Decide whether each statement agrees with the forum thread on Linux partition limits: (a) the fdisk manpage is cited as setting a SCSI maximum of 15; (b) the kernel documentation excerpt says logical partitions on Linux/i386 begin at partition 3; (c) users on another forum told the original poster to try going past 63. Answer yes or no for each, quoting the deciding words of the thread.

PAGE EXCERPT:
=-=-=
Linux Max Partitions....63???

By khakisheep ยท 7 replies
Sep 23, 2005
  1. Hi all,

    Need to clarify something. On another forum I'm encountering some people saying that with Linux it can only handle and or create and manage a maximum of 63 partitions? I am having trouble grasping this mystical '63' number I keep seeing. Can anyone here confirm this and explain it? And is there a workaround. I've always known and believed I could create as many logical partitions as I wanted, maxing at like 255 or something. Is this a Linux exclusive situation or what?

    Users at other forum weren't too helpful with this matter, they basicly said try to push past 63 and see what happens. Well in a perfect world I could, but I have a deadline for this project at work and cannot get to 63 and then have my project flounder and die. I need work-arounds, confirmations etc, if anyone can. Many thanks ahead of time.

    Someone mentioned creating individual kernel modules as a workaround to creating hundreds of partitions for my project. Can anyone shed light on this as well.

    Thanks for reading.
  2. jobeard

    jobeard TS Ambassador Posts: 11,138   +985

    the answer is likely to be in the size of the programming structure that holds the memory copy of the actual partition table.
    remember, each physical HD has one partition table holding all the mappings for that HD.
    this will result in a hierarchy of HD[x]->part[y]->filesys-info

    such limits are ususally powers of 2, so expect 32,64,128, ...
    If you have access to Lunix source, you can find the answer there.
  3. jobeard

    jobeard TS Ambassador Posts: 11,138   +985

    Linux manpage 8 fdisk clearly states
    IDE max 63, SCSI max 15,
    see also /usr/src/linux/Documentation/devices.txt
  4. Mictlantecuhtli

    Mictlantecuhtli TS Evangelist Posts: 4,345   +11

    Taken from Linux kernel documentation (not sure how up to date it is):

    3 block	First MFM, RLL and IDE hard disk/CD-ROM interface
    		  0 = /dev/hda		Master: whole disk (or CD-ROM)
    		 64 = /dev/hdb		Slave: whole disk (or CD-ROM)
    		For partitions, add to the whole disk device number:
    		  0 = /dev/hd?		Whole disk
    		  1 = /dev/hd?1		First partition
    		  2 = /dev/hd?2		Second partition
    		 63 = /dev/hd?63	63rd partition
    		For Linux/i386, partitions 1-4 are the primary
    		partitions, and 5 and above are logical partitions.
    		Other versions of Linux use partitioning schemes
    		appropriate to their respective architectures.
    The documentation also includes only ten IDE hard disk / CD-ROM interfaces, so the devices would go from hda to hdt only (master & slave).
  5. tdeg

    tdeg TS Rookie Posts: 119

    I guess the big question is why do you need more than 63 partitions?

    Can't you just use a few partitions and then different mount points?

    Are you trying to have a computer with every type of possible filesystem or something?
=-=-=
LISTED RECORDS:
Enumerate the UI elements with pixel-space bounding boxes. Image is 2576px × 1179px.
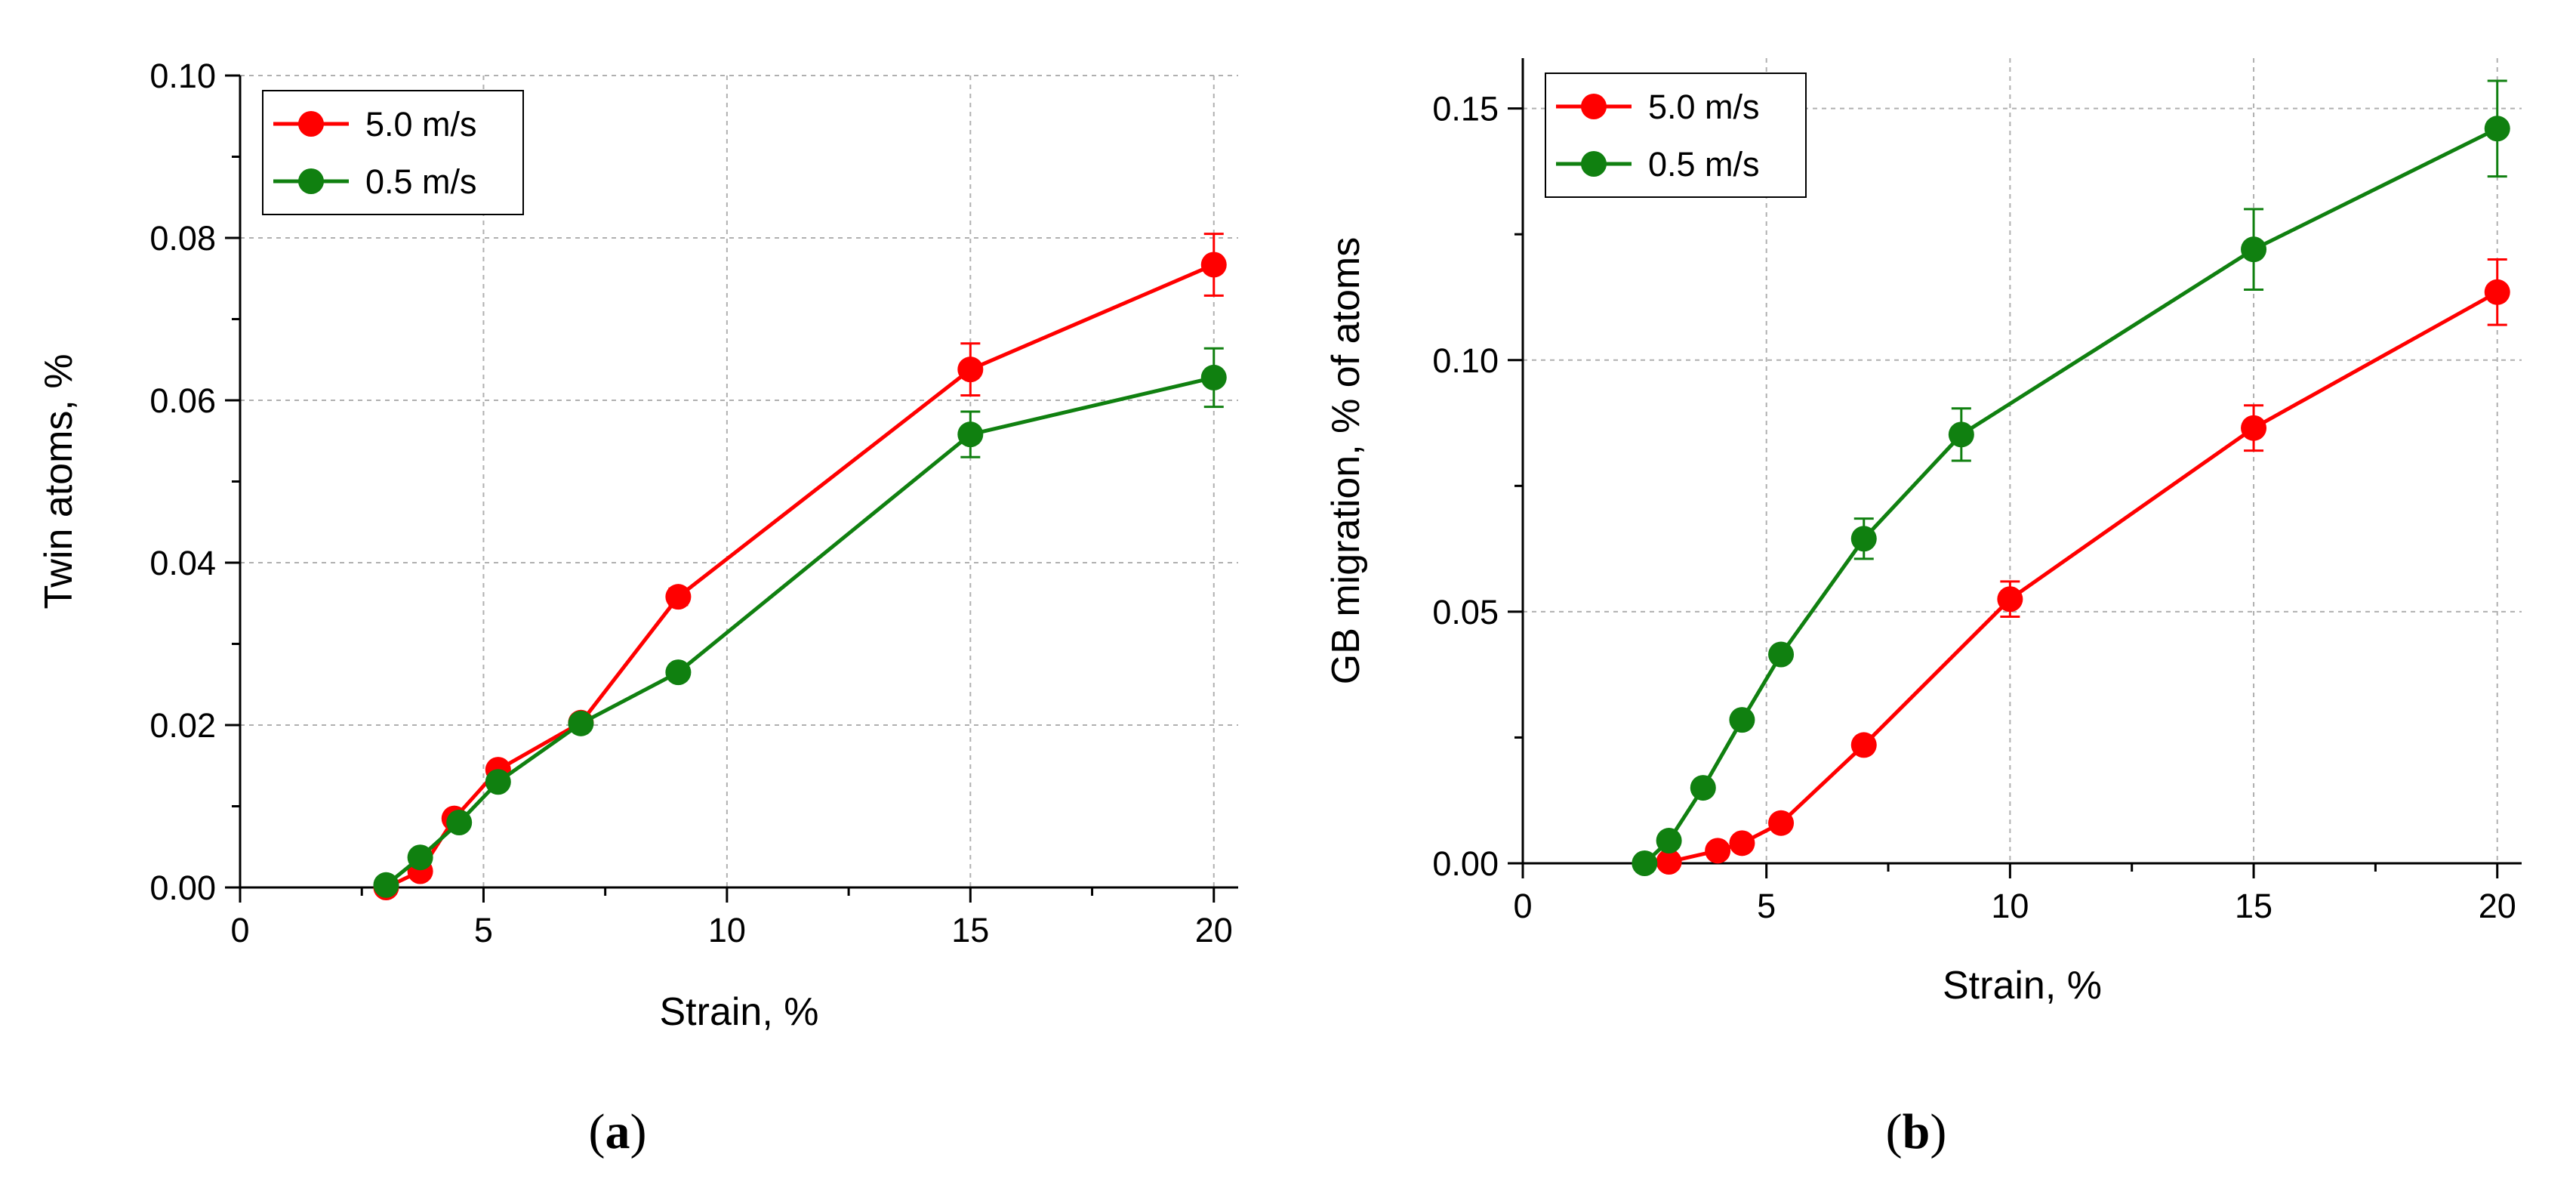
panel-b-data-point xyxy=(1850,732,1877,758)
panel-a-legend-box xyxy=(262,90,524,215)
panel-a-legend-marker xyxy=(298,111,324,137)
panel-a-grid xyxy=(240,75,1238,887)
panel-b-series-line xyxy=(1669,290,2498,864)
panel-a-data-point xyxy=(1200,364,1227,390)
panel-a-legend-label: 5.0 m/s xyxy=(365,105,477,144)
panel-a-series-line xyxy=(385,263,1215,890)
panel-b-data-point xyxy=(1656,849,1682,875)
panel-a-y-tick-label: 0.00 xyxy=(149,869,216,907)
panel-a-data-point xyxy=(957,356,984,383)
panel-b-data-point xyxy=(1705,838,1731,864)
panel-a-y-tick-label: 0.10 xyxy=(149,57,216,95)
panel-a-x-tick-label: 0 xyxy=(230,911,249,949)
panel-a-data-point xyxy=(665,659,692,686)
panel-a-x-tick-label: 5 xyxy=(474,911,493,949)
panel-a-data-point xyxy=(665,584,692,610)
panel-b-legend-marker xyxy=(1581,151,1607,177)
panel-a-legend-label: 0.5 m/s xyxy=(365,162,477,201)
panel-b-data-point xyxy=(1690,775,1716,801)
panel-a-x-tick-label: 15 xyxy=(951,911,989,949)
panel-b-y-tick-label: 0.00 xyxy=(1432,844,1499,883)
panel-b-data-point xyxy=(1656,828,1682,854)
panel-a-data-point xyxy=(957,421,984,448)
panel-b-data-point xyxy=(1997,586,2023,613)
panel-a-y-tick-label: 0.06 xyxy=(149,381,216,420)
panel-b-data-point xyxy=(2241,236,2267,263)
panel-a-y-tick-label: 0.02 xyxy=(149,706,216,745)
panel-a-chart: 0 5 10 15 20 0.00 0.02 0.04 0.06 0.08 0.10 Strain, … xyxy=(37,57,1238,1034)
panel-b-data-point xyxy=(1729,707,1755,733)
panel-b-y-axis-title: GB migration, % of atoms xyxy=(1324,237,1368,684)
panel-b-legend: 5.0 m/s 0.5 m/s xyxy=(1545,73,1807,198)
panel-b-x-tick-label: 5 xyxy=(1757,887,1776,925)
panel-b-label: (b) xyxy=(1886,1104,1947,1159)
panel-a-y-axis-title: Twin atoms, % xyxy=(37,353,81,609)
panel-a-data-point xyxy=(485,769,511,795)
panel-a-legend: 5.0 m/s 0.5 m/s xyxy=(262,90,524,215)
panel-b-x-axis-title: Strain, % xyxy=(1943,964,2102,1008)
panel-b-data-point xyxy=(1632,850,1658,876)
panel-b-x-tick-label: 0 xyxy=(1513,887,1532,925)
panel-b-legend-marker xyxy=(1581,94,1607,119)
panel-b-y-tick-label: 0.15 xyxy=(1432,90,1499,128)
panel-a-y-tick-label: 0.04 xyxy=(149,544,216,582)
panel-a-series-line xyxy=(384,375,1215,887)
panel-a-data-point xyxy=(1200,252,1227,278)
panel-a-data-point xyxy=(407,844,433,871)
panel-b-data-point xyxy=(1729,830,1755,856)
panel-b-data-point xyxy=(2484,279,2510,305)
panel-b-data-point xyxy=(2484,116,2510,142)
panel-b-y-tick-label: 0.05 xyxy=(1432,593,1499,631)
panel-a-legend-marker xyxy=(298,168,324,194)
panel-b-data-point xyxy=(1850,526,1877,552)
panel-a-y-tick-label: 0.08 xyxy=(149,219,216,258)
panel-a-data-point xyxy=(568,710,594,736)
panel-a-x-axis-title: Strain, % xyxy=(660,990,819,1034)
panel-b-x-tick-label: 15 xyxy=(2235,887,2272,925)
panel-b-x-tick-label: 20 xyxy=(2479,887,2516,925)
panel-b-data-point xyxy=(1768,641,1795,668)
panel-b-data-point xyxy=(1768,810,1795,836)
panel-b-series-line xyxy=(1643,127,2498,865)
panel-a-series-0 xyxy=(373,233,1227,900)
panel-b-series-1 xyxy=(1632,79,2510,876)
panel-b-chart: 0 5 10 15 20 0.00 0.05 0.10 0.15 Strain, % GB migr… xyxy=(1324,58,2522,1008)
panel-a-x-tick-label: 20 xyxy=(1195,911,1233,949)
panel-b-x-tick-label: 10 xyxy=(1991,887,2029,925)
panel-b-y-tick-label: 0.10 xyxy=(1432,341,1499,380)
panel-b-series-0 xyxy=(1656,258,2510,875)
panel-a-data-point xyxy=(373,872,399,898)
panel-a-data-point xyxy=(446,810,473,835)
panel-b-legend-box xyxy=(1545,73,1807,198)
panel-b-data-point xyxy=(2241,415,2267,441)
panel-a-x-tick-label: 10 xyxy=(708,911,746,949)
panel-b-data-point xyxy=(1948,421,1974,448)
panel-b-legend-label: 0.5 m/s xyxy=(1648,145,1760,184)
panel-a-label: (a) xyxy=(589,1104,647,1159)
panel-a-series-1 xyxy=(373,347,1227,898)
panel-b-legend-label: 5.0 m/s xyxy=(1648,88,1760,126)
=-=-=
SOLUTION FOR THIS PROBLEM:
(a) Yes: "IDE max 63, SCSI max 15,"
(b) No: "partitions 1-4 are the primary partitions, and 5 and above are logical partitions."
(c) Yes: "try to push past 63 and see what happens"